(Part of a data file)
——

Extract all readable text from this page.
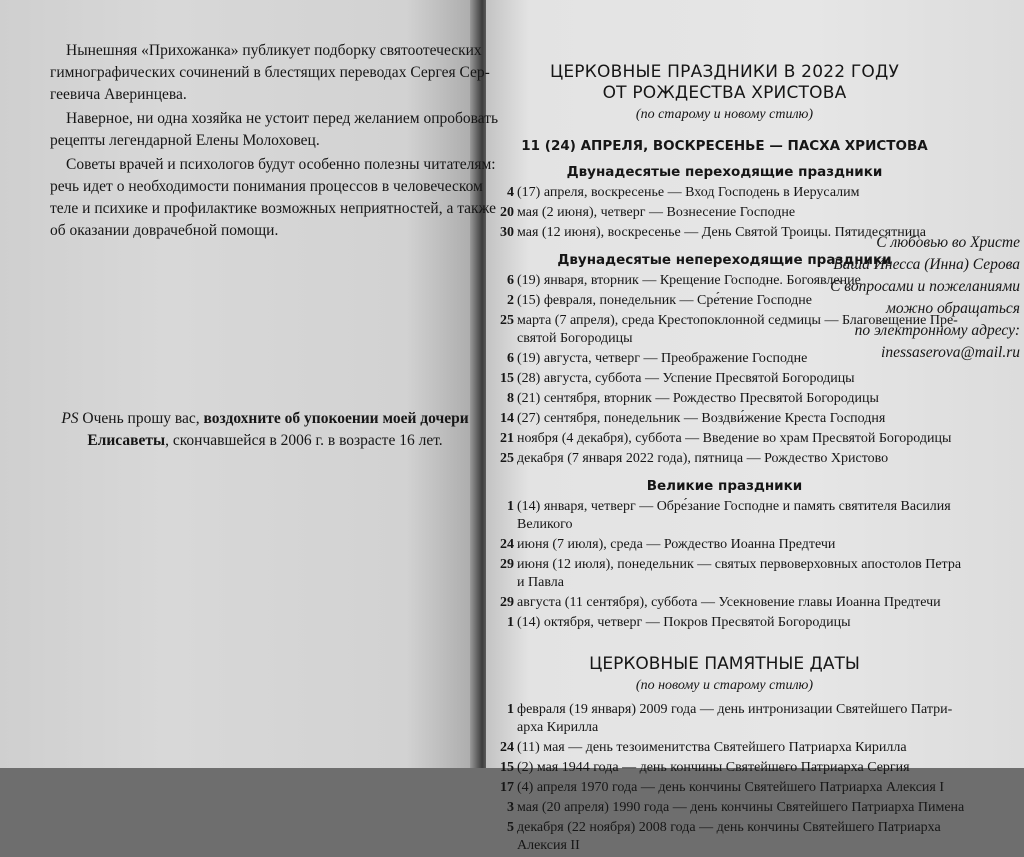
Нынешняя «Прихожанка» публикует подборку святоотеческих
гимнографических сочинений в блестящих переводах Сергея Сер-
геевича Аверинцева.

Наверное, ни одна хозяйка не устоит перед желанием опробовать
рецепты легендарной Елены Молоховец.

Советы врачей и психологов будут особенно полезны читателям:
речь идет о необходимости понимания процессов в человеческом
теле и психике и профилактике возможных неприятностей, а также
об оказании доврачебной помощи.

С любовью во Христе
Ваша Инесса (Инна) Серова
С вопросами и пожеланиями
можно обращаться
по электронному адресу:
inessaserova@mail.ru
PS Очень прошу вас, воздохните об упокоении моей дочери
Елисаветы, скончавшейся в 2006 г. в возрасте 16 лет.
ЦЕРКОВНЫЕ ПРАЗДНИКИ В 2022 ГОДУ
ОТ РОЖДЕСТВА ХРИСТОВА
(по старому и новому стилю)
11 (24) АПРЕЛЯ, ВОСКРЕСЕНЬЕ — ПАСХА ХРИСТОВА
Двунадесятые переходящие праздники
4 (17) апреля, воскресенье — Вход Господень в Иерусалим
20 мая (2 июня), четверг — Вознесение Господне
30 мая (12 июня), воскресенье — День Святой Троицы. Пятидесятница
Двунадесятые непереходящие праздники
6 (19) января, вторник — Крещение Господне. Богоявление
2 (15) февраля, понедельник — Сре́тение Господне
25 марта (7 апреля), среда Крестопоклонной седмицы — Благовещение Пре-
святой Богородицы
6 (19) августа, четверг — Преображение Господне
15 (28) августа, суббота — Успение Пресвятой Богородицы
8 (21) сентября, вторник — Рождество Пресвятой Богородицы
14 (27) сентября, понедельник — Воздви́жение Креста Господня
21 ноября (4 декабря), суббота — Введение во храм Пресвятой Богородицы
25 декабря (7 января 2022 года), пятница — Рождество Христово
Великие праздники
1 (14) января, четверг — Обре́зание Господне и память святителя Василия
Великого
24 июня (7 июля), среда — Рождество Иоанна Предтечи
29 июня (12 июля), понедельник — святых первоверховных апостолов Петра
и Павла
29 августа (11 сентября), суббота — Усекновение главы Иоанна Предтечи
1 (14) октября, четверг — Покров Пресвятой Богородицы
ЦЕРКОВНЫЕ ПАМЯТНЫЕ ДАТЫ
(по новому и старому стилю)
1 февраля (19 января) 2009 года — день интронизации Святейшего Патри-
арха Кирилла
24 (11) мая — день тезоименитства Святейшего Патриарха Кирилла
15 (2) мая 1944 года — день кончины Святейшего Патриарха Сергия
17 (4) апреля 1970 года — день кончины Святейшего Патриарха Алексия I
3 мая (20 апреля) 1990 года — день кончины Святейшего Патриарха Пимена
5 декабря (22 ноября) 2008 года — день кончины Святейшего Патриарха
Алексия II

——

(Work to be completed):
Repeat each entry exactly as given; no pictures belong in the copy.

(Response for this exercise):
Extract all readable text from this page.
Нынешняя «Прихожанка» публикует подборку святоотеческих
гимнографических сочинений в блестящих переводах Сергея Сер-
геевича Аверинцева.

Наверное, ни одна хозяйка не устоит перед желанием опробовать
рецепты легендарной Елены Молоховец.

Советы врачей и психологов будут особенно полезны читателям:
речь идет о необходимости понимания процессов в человеческом
теле и психике и профилактике возможных неприятностей, а также
об оказании доврачебной помощи.

С любовью во Христе
Ваша Инесса (Инна) Серова
С вопросами и пожеланиями
можно обращаться
по электронному адресу:
inessaserova@mail.ru
PS Очень прошу вас, воздохните об упокоении моей дочери
Елисаветы, скончавшейся в 2006 г. в возрасте 16 лет.
ЦЕРКОВНЫЕ ПРАЗДНИКИ В 2022 ГОДУ
ОТ РОЖДЕСТВА ХРИСТОВА
(по старому и новому стилю)
11 (24) АПРЕЛЯ, ВОСКРЕСЕНЬЕ — ПАСХА ХРИСТОВА
Двунадесятые переходящие праздники
4 (17) апреля, воскресенье — Вход Господень в Иерусалим
20 мая (2 июня), четверг — Вознесение Господне
30 мая (12 июня), воскресенье — День Святой Троицы. Пятидесятница
Двунадесятые непереходящие праздники
6 (19) января, вторник — Крещение Господне. Богоявление
2 (15) февраля, понедельник — Сре́тение Господне
25 марта (7 апреля), среда Крестопоклонной седмицы — Благовещение Пре-
святой Богородицы
6 (19) августа, четверг — Преображение Господне
15 (28) августа, суббота — Успение Пресвятой Богородицы
8 (21) сентября, вторник — Рождество Пресвятой Богородицы
14 (27) сентября, понедельник — Воздви́жение Креста Господня
21 ноября (4 декабря), суббота — Введение во храм Пресвятой Богородицы
25 декабря (7 января 2022 года), пятница — Рождество Христово
Великие праздники
1 (14) января, четверг — Обре́зание Господне и память святителя Василия
Великого
24 июня (7 июля), среда — Рождество Иоанна Предтечи
29 июня (12 июля), понедельник — святых первоверховных апостолов Петра
и Павла
29 августа (11 сентября), суббота — Усекновение главы Иоанна Предтечи
1 (14) октября, четверг — Покров Пресвятой Богородицы
ЦЕРКОВНЫЕ ПАМЯТНЫЕ ДАТЫ
(по новому и старому стилю)
1 февраля (19 января) 2009 года — день интронизации Святейшего Патри-
арха Кирилла
24 (11) мая — день тезоименитства Святейшего Патриарха Кирилла
15 (2) мая 1944 года — день кончины Святейшего Патриарха Сергия
17 (4) апреля 1970 года — день кончины Святейшего Патриарха Алексия I
3 мая (20 апреля) 1990 года — день кончины Святейшего Патриарха Пимена
5 декабря (22 ноября) 2008 года — день кончины Святейшего Патриарха
Алексия II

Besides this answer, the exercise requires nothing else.